- DEINE AUFGABE -
Kannst du den Text über die Madgermanes ab der Stelle mit „Ausstellung im Kunstverein: Die“ bis einschließlich „Rente zu garantieren.“ wiedergeben und darin „Kunstverein“ zu „Stadtmuseum“ ändern?

- AUSGEWÄHLTER AUSZUG -
——————

Ausstellung im Kunstverein: Die wütenden Deutschen
Sie kamen aus Mosambik in die DDR, um zu arbeiten — und kämpfen bis heute um ihr Geld. Fotos erzählen von den „Madgermanes“.
Krefeld. Die stärksten Geschichten sind in die Gesichter geschrieben. In den verbitterten Blick von Nelson Ernesto Monheguete, die traurigen Züge von Luis Alberto und die kämpferischen Augen von Carlos João Chivambo. Der junge Fotograf Malte Wandel hat diese Männer in Mosambik getroffen. Er zeigt seine preisgekrönten Bilder ab Freitag im Kunstverein.
Nelson, Luis und die anderen nennen sich „Madgermanes“, die wütenden Deutschen. Sie haben ab 1979 über Jahre in der ehemaligen DDR geschuftet, in Chemiewerken und Textilfabriken. Bis zu 80 Prozent ihres Lohns wurden damals direkt in die Heimat überwiesen, um nach ihrer Rückkehr eine Rente zu garantieren.
Als es mit der DDR und dem Bleiberecht der 16 000 Vertragsarbeiter zu Ende ging, sollten sie als gemachte Männer und Frauen nach Mosambik zurückkehren. Doch ihr Geld, laut Schätzungen etwa 100 Millionen US-Dollar, haben sie nie gesehen.

——————

- BEREITGESTELLTES MATERIAL -
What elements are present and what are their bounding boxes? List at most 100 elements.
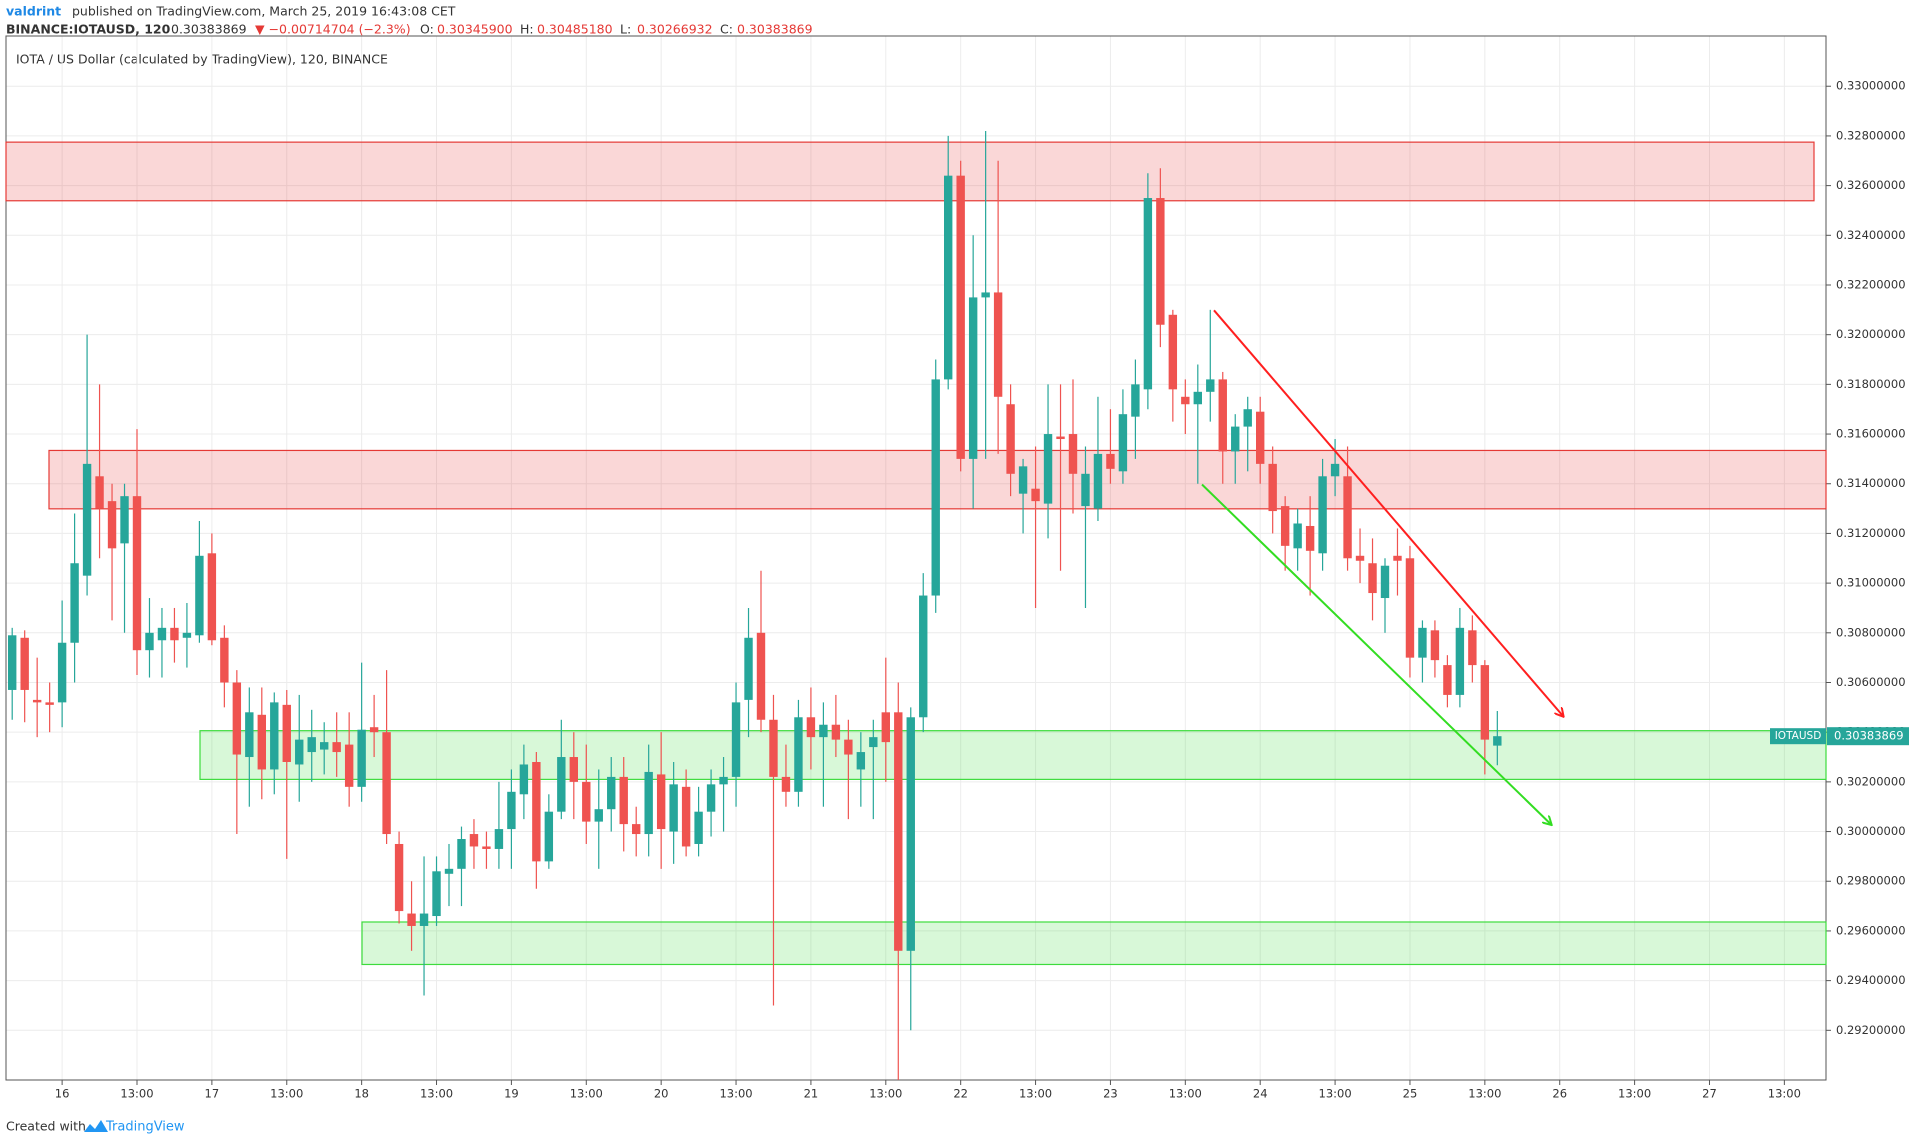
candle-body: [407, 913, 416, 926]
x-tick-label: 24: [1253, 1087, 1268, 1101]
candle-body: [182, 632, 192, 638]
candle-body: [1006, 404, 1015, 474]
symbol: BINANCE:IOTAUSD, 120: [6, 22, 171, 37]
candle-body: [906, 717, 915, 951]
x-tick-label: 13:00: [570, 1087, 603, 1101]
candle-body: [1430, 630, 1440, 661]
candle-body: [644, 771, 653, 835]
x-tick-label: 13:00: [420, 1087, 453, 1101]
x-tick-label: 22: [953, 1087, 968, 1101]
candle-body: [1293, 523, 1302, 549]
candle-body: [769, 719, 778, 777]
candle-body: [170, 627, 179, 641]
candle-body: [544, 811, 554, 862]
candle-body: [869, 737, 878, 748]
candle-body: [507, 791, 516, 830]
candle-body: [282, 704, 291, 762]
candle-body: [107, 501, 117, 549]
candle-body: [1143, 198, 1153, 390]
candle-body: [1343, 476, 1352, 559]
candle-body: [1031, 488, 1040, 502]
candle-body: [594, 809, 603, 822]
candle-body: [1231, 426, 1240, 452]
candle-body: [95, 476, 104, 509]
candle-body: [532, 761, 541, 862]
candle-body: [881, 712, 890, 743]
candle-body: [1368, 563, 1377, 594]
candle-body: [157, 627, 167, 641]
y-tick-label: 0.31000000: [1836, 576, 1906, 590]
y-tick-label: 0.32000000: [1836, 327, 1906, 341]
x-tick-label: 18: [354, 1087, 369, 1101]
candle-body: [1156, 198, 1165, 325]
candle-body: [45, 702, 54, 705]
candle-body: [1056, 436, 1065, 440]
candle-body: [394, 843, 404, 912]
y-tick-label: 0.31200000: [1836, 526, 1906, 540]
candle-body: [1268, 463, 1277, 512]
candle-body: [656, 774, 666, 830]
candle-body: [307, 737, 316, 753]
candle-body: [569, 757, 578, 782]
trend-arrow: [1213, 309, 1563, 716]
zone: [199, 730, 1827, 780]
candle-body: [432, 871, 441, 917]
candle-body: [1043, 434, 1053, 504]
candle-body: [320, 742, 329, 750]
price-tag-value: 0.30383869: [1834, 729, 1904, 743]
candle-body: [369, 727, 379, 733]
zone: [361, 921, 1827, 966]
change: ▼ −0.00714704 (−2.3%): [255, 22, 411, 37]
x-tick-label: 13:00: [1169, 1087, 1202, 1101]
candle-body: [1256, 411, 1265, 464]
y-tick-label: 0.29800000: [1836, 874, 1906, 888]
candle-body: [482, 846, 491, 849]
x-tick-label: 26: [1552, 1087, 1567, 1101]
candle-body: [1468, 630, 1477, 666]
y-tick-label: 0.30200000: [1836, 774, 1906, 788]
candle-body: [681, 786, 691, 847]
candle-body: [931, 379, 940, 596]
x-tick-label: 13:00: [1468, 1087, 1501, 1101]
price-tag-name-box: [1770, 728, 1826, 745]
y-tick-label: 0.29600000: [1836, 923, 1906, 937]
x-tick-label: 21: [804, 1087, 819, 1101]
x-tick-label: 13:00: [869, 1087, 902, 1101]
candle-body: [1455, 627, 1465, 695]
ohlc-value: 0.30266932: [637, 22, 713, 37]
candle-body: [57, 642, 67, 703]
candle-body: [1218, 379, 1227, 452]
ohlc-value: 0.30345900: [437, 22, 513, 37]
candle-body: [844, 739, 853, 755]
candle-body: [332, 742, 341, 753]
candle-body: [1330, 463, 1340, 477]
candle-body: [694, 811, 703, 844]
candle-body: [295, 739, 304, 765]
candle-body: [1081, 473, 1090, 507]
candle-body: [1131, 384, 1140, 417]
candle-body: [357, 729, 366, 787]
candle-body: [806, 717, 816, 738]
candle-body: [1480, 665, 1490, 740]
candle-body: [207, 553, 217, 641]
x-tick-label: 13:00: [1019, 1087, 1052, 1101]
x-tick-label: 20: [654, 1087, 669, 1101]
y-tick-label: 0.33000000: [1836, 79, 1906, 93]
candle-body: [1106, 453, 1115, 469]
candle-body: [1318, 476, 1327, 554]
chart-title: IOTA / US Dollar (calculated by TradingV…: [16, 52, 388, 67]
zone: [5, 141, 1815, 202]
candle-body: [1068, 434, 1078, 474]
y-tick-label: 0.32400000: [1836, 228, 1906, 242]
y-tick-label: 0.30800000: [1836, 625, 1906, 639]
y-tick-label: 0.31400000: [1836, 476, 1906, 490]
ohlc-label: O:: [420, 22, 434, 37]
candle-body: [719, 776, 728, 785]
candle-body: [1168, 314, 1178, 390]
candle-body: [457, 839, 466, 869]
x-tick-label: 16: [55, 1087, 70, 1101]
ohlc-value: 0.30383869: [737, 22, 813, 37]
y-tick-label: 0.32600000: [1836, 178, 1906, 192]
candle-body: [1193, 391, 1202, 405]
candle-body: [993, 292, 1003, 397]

——————

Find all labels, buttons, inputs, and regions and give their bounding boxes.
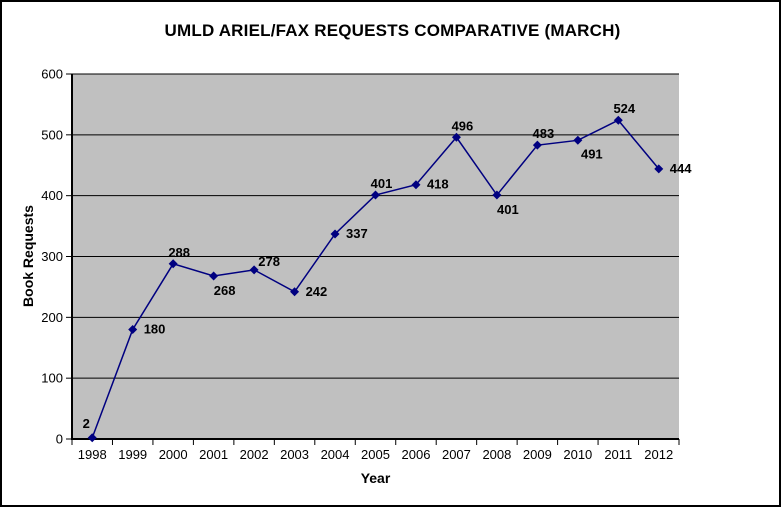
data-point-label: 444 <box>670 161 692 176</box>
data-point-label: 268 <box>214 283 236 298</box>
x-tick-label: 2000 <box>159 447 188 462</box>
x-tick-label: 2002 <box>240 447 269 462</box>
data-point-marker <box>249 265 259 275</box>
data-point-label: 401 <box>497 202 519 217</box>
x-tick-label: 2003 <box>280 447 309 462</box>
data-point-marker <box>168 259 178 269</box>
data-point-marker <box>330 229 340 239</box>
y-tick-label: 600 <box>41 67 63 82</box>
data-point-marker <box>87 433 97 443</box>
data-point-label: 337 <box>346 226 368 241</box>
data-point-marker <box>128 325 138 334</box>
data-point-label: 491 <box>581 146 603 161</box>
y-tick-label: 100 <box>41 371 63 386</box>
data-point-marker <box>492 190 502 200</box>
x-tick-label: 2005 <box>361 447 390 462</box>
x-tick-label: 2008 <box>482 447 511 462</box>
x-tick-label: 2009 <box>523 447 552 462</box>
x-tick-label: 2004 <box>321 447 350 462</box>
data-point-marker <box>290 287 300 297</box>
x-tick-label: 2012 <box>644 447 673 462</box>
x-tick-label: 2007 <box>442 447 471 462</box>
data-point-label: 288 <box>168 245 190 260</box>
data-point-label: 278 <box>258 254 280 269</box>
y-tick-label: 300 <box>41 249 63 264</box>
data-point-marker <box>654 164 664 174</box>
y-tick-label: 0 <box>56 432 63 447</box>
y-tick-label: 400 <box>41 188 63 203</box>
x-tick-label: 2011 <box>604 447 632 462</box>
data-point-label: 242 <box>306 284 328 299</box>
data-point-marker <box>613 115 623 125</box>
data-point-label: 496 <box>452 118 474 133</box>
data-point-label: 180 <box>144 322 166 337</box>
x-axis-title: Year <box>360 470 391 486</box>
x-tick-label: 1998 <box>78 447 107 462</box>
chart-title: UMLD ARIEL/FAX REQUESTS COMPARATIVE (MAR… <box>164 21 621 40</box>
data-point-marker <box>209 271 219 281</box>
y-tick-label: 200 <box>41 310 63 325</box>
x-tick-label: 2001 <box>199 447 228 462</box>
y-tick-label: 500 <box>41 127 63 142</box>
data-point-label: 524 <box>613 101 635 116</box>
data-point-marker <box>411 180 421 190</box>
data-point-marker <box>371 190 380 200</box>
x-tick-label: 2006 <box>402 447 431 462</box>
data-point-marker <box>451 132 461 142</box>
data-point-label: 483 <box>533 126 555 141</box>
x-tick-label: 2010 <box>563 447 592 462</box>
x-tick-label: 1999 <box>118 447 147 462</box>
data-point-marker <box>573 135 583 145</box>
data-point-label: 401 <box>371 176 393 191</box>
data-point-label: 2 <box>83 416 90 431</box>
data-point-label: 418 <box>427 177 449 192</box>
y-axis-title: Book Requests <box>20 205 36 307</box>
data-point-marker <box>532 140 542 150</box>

——————

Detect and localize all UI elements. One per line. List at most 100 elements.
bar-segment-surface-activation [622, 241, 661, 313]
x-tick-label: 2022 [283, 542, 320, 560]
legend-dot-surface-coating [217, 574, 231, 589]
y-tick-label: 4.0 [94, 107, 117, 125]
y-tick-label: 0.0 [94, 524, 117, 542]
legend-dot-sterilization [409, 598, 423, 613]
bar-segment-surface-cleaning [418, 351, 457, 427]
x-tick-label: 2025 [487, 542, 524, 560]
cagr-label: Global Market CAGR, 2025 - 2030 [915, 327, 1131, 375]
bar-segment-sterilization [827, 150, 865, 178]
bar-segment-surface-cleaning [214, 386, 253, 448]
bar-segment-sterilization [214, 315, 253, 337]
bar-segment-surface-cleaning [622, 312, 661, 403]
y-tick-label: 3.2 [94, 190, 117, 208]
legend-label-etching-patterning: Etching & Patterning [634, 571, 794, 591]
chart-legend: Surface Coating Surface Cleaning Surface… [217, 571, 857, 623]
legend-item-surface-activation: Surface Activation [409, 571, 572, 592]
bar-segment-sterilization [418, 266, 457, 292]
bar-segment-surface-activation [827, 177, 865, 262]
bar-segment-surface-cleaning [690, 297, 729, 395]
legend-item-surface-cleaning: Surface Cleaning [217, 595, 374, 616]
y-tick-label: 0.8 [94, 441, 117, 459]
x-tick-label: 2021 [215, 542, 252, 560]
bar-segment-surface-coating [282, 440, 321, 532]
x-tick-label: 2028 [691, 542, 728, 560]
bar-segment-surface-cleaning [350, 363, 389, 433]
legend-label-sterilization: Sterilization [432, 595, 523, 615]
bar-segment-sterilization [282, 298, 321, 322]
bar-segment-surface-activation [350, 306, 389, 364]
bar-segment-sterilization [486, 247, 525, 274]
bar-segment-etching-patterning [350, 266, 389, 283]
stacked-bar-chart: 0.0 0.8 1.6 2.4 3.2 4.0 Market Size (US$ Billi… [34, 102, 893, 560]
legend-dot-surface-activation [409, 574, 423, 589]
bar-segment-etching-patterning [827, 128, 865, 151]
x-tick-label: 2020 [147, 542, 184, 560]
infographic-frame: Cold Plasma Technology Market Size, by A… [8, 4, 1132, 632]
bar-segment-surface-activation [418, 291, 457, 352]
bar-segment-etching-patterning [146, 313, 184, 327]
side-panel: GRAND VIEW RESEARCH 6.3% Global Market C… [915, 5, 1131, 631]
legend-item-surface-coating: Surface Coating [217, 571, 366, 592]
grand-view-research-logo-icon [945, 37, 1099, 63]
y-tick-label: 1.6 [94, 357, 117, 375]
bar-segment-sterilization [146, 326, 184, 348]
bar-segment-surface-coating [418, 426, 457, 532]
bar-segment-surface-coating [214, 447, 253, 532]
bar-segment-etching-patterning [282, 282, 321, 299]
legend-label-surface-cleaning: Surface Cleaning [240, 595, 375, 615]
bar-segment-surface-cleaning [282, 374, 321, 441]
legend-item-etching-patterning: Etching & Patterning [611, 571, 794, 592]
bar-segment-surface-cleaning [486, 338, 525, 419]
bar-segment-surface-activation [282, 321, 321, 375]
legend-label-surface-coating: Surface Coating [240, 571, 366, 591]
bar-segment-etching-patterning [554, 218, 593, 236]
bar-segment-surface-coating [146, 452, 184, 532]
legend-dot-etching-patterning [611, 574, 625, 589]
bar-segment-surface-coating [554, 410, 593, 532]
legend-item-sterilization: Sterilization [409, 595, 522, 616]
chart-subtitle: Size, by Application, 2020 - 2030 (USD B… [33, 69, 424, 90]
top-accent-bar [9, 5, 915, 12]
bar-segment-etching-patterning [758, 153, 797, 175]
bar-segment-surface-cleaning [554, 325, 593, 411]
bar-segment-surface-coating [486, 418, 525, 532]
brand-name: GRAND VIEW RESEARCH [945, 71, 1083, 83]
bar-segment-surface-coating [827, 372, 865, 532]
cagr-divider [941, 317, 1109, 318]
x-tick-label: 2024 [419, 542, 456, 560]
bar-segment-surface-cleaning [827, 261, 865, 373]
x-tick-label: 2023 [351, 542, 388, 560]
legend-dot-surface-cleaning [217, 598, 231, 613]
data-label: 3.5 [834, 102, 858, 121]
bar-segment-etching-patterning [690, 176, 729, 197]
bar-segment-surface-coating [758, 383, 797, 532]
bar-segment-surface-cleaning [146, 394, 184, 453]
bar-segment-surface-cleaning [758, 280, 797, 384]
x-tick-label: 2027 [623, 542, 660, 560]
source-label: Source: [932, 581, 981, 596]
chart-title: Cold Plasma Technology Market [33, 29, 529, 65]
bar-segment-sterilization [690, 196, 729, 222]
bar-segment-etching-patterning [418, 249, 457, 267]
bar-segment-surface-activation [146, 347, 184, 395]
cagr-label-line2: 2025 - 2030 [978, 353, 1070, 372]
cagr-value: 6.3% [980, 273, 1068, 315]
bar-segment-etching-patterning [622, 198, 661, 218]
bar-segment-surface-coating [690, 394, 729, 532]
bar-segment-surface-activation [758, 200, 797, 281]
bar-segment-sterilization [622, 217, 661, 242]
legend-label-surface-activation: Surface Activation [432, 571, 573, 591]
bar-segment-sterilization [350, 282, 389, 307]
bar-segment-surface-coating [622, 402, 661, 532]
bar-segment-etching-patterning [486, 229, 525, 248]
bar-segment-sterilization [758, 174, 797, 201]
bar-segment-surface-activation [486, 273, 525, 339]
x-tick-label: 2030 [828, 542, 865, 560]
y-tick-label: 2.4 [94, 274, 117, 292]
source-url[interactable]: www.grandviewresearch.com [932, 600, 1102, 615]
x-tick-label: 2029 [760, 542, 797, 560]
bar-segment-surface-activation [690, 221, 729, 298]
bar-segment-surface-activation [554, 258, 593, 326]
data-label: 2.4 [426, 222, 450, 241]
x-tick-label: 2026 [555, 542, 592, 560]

——————

- LÖSUNG -
Ausstellung im Stadtmuseum: Die wütenden Deutschen
Sie kamen aus Mosambik in die DDR, um zu arbeiten — und kämpfen bis heute um ihr Geld. Fotos erzählen von den „Madgermanes“.
Krefeld. Die stärksten Geschichten sind in die Gesichter geschrieben. In den verbitterten Blick von Nelson Ernesto Monheguete, die traurigen Züge von Luis Alberto und die kämpferischen Augen von Carlos João Chivambo. Der junge Fotograf Malte Wandel hat diese Männer in Mosambik getroffen. Er zeigt seine preisgekrönten Bilder ab Freitag im Stadtmuseum.
Nelson, Luis und die anderen nennen sich „Madgermanes“, die wütenden Deutschen. Sie haben ab 1979 über Jahre in der ehemaligen DDR geschuftet, in Chemiewerken und Textilfabriken. Bis zu 80 Prozent ihres Lohns wurden damals direkt in die Heimat überwiesen, um nach ihrer Rückkehr eine Rente zu garantieren.